PROVIDED DATA:
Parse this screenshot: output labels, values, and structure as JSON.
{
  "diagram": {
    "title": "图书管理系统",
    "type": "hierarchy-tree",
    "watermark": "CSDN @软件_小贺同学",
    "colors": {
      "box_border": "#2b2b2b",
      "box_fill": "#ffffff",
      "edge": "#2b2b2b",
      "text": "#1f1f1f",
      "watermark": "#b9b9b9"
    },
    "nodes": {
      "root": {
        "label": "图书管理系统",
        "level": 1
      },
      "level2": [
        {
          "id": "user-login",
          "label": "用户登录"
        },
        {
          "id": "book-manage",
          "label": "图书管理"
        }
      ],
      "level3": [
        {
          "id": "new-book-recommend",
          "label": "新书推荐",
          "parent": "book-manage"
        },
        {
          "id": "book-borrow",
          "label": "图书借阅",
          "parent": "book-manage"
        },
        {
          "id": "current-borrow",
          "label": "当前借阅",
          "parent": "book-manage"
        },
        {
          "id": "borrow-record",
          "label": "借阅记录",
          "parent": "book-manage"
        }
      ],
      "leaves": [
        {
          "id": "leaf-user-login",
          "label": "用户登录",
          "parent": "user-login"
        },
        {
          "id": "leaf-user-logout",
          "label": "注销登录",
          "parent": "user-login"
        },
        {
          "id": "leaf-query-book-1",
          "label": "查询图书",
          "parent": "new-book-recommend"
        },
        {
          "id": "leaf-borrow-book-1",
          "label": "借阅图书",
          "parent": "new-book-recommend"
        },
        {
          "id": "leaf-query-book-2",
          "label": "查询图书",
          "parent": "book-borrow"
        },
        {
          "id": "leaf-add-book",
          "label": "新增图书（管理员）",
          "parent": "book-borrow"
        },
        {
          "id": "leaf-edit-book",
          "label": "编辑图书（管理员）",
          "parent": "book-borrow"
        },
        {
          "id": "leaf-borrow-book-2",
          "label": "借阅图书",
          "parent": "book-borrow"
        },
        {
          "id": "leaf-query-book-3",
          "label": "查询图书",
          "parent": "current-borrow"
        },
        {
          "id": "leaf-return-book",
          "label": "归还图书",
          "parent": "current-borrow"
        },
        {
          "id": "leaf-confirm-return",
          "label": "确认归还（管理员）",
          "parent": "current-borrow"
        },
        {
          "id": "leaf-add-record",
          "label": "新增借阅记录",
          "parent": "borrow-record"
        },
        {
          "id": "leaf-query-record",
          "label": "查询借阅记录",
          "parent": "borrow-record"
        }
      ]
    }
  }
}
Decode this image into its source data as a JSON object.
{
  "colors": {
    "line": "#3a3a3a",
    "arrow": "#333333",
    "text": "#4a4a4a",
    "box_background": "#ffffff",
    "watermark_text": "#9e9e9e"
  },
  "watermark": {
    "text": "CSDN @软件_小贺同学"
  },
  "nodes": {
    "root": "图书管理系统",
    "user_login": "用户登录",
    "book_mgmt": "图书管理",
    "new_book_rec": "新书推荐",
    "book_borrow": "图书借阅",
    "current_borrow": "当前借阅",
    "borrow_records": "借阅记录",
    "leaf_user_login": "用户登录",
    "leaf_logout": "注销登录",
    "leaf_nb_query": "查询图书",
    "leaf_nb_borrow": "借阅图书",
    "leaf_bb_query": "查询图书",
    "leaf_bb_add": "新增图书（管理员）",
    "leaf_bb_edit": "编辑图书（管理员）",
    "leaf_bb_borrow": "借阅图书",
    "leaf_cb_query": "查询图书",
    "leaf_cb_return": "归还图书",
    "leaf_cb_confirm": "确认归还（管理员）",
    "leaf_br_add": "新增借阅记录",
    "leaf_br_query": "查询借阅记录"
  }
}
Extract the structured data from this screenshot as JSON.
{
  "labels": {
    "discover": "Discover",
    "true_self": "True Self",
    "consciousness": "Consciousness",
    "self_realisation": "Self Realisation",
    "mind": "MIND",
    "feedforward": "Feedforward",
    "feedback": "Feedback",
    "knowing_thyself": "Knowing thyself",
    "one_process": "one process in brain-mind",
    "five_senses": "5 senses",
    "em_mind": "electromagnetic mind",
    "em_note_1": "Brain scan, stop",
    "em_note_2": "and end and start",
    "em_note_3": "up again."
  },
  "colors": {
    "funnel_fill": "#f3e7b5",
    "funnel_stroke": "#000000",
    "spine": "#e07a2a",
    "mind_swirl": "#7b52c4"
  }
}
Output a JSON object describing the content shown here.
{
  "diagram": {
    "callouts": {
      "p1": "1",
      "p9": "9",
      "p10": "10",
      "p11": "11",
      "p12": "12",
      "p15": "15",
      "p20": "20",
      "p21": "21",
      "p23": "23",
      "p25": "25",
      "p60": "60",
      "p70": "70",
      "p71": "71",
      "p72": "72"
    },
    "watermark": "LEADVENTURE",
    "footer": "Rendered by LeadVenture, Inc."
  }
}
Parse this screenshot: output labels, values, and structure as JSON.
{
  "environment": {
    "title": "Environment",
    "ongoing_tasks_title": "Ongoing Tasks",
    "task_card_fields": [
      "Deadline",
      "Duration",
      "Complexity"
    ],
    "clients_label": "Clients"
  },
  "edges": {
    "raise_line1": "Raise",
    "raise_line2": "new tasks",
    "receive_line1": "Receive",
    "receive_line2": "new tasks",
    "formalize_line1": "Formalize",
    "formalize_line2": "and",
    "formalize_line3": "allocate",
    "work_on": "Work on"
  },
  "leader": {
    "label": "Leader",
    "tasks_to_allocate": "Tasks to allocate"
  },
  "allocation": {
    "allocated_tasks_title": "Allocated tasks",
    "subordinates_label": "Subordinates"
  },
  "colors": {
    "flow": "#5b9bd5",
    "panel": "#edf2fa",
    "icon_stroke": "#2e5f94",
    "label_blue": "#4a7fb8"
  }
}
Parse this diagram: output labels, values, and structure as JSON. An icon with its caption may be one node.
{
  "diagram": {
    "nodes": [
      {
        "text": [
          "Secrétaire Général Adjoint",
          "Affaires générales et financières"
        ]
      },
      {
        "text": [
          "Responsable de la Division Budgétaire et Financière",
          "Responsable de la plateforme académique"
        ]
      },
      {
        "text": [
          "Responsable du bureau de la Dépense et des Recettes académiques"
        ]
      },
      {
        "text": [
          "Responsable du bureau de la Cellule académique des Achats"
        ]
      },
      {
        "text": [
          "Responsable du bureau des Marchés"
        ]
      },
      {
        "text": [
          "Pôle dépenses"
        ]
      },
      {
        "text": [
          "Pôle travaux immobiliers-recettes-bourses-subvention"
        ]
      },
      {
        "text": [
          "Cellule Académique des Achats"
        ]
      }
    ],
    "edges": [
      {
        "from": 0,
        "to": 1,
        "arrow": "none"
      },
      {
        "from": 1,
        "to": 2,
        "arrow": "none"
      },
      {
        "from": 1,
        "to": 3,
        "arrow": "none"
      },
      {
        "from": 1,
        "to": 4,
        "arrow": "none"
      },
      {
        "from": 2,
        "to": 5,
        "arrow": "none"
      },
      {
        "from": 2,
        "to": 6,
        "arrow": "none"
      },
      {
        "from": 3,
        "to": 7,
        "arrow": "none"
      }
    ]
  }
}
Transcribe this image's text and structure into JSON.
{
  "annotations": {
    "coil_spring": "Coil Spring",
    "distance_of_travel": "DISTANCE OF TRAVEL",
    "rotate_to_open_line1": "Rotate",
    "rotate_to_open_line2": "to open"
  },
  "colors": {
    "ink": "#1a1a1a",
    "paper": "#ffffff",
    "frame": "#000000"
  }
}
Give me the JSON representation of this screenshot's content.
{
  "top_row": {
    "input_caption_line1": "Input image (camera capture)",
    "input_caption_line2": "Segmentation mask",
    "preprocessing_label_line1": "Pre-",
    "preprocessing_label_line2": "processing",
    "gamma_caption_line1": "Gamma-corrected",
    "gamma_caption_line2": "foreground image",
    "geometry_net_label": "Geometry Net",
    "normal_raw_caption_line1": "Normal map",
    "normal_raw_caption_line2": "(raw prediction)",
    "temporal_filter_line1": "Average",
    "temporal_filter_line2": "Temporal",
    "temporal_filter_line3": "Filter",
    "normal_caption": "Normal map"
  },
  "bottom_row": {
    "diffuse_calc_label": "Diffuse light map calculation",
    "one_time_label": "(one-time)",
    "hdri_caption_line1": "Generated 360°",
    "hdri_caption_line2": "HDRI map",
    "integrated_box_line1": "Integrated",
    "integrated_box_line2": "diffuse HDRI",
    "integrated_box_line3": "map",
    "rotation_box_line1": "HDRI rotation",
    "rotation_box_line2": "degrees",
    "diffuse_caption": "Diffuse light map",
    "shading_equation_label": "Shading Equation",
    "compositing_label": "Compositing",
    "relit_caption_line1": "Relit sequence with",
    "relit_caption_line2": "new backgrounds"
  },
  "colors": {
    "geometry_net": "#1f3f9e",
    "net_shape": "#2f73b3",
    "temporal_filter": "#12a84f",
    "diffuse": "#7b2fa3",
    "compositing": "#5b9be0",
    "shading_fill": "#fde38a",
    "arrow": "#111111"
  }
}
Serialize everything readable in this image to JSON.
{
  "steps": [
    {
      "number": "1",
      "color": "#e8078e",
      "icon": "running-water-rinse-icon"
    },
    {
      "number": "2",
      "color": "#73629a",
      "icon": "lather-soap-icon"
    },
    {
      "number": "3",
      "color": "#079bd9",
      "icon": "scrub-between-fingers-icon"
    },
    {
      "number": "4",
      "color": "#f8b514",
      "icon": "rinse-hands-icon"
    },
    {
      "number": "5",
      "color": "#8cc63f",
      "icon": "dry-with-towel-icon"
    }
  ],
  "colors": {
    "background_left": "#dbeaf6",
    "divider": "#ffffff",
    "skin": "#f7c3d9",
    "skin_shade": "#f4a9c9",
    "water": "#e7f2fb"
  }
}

AIM: Find the word "into" in the data and copy out each line where it turns up.

PROBLEM SOLUTION:
Decode this image into its source data as a JSON object.
Transcribe this image's text and structure into JSON.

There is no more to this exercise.